Say how many lines hold the string "this"; please write nothing but the number.

_Raw records_
[start]

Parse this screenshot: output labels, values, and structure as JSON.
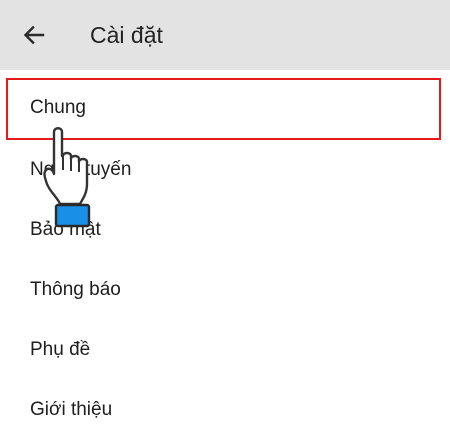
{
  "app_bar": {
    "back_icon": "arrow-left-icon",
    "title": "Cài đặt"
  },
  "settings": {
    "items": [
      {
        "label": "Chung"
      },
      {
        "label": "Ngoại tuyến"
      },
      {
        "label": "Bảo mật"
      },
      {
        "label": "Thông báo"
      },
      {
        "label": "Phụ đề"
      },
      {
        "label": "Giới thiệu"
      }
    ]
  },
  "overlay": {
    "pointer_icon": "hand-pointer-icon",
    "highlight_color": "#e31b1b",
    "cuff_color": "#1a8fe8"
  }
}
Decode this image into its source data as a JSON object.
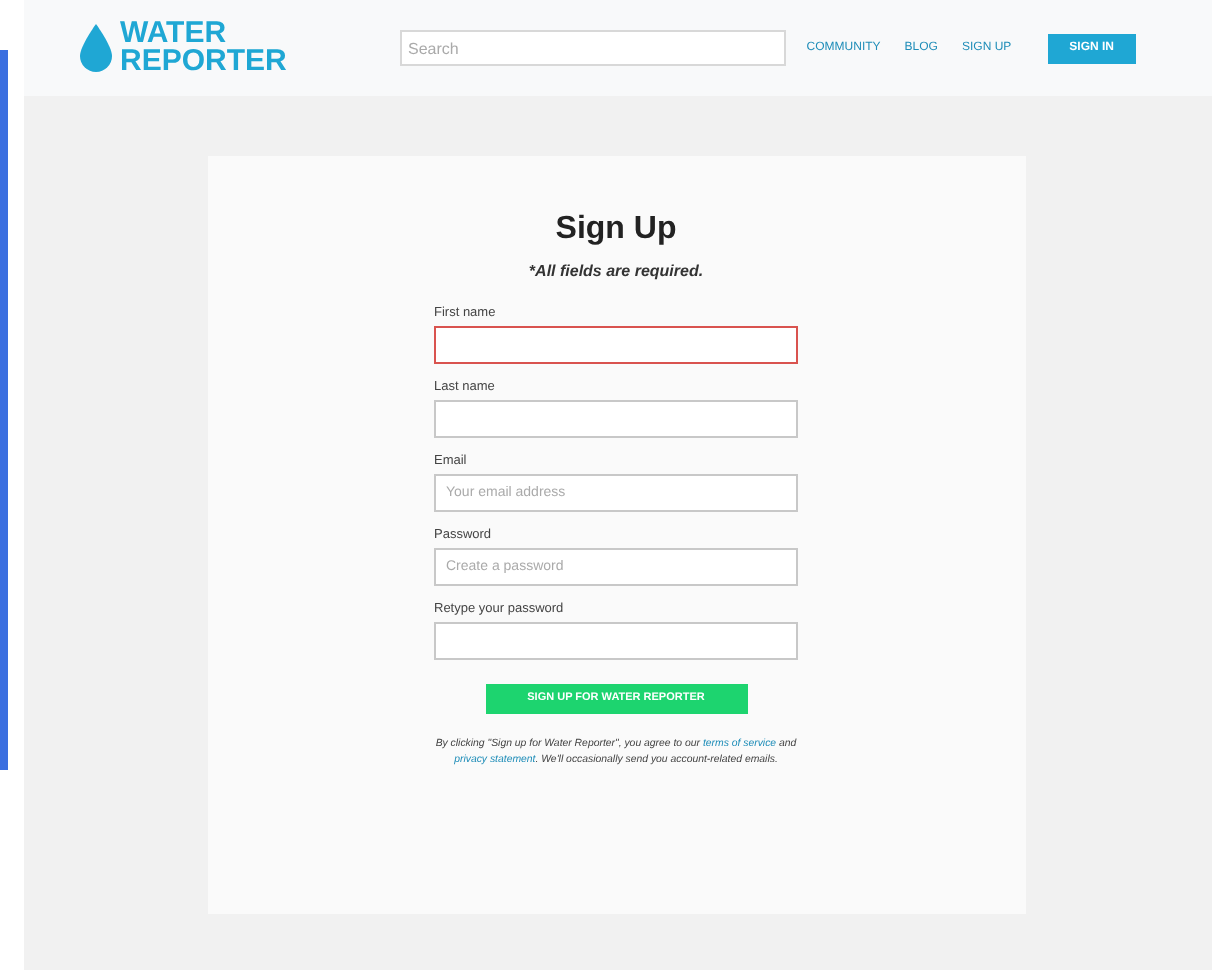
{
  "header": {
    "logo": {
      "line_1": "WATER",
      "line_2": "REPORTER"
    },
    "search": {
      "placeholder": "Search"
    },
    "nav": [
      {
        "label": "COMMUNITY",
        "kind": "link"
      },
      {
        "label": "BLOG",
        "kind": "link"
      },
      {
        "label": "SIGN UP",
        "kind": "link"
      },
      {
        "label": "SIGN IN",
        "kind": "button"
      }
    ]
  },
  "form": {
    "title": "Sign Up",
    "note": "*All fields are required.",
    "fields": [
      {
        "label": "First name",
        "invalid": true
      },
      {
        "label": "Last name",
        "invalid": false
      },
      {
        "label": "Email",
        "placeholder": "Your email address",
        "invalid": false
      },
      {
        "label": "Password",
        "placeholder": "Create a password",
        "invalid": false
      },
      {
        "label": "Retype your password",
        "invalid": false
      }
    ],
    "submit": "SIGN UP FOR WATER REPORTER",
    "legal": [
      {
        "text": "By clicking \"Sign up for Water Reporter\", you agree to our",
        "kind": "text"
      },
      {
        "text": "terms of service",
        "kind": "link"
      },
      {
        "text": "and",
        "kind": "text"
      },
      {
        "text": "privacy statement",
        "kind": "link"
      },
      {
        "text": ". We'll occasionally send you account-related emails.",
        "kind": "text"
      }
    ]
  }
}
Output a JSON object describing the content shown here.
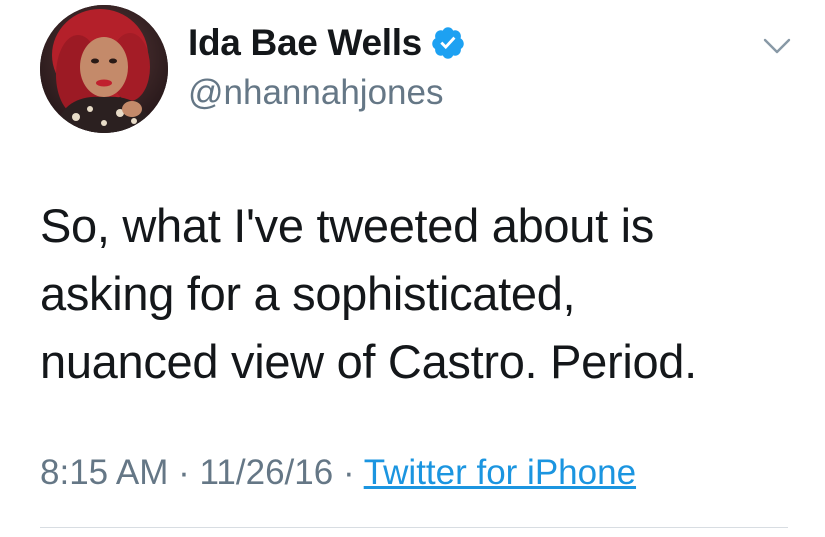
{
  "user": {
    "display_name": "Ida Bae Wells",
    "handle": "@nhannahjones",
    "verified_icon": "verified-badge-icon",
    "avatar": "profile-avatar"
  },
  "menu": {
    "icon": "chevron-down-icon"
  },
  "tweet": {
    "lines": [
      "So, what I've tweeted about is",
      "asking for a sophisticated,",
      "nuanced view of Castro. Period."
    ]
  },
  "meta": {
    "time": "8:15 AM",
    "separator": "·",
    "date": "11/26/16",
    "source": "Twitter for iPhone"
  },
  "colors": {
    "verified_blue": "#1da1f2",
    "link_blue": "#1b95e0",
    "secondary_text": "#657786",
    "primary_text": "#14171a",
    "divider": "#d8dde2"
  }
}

[end]

_Exercise output_
2